[Supplied data]

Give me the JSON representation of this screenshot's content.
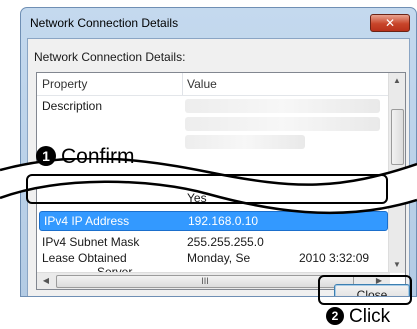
{
  "window": {
    "title": "Network Connection Details",
    "close_glyph": "✕"
  },
  "panel": {
    "label": "Network Connection Details:"
  },
  "table": {
    "columns": [
      "Property",
      "Value"
    ],
    "rows": [
      {
        "property": "Description",
        "value": ""
      },
      {
        "property": "",
        "value": "Yes"
      },
      {
        "property": "IPv4 IP Address",
        "value": "192.168.0.10"
      },
      {
        "property": "IPv4 Subnet Mask",
        "value": "255.255.255.0"
      },
      {
        "property": "Lease Obtained",
        "value": "Monday, Se"
      },
      {
        "property": "",
        "value": "2010 3:32:09"
      },
      {
        "property": "Server",
        "value": ""
      }
    ],
    "scroll_grip": "III"
  },
  "buttons": {
    "close": "Close"
  },
  "callouts": {
    "confirm": {
      "number": "1",
      "text": "Confirm"
    },
    "click": {
      "number": "2",
      "text": "Click"
    }
  },
  "icons": {
    "up_arrow": "▲",
    "down_arrow": "▼",
    "left_arrow": "◀",
    "right_arrow": "▶"
  }
}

[Objective] Your copy should match the entries exactly, minus the pictures.

[Solution for this task]
Give me the JSON representation of this screenshot's content.
{
  "window": {
    "title": "Network Connection Details",
    "close_glyph": "✕"
  },
  "panel": {
    "label": "Network Connection Details:"
  },
  "table": {
    "columns": [
      "Property",
      "Value"
    ],
    "rows": [
      {
        "property": "Description",
        "value": ""
      },
      {
        "property": "",
        "value": "Yes"
      },
      {
        "property": "IPv4 IP Address",
        "value": "192.168.0.10"
      },
      {
        "property": "IPv4 Subnet Mask",
        "value": "255.255.255.0"
      },
      {
        "property": "Lease Obtained",
        "value": "Monday, Se"
      },
      {
        "property": "",
        "value": "2010 3:32:09"
      },
      {
        "property": "Server",
        "value": ""
      }
    ],
    "scroll_grip": "III"
  },
  "buttons": {
    "close": "Close"
  },
  "callouts": {
    "confirm": {
      "number": "1",
      "text": "Confirm"
    },
    "click": {
      "number": "2",
      "text": "Click"
    }
  },
  "icons": {
    "up_arrow": "▲",
    "down_arrow": "▼",
    "left_arrow": "◀",
    "right_arrow": "▶"
  }
}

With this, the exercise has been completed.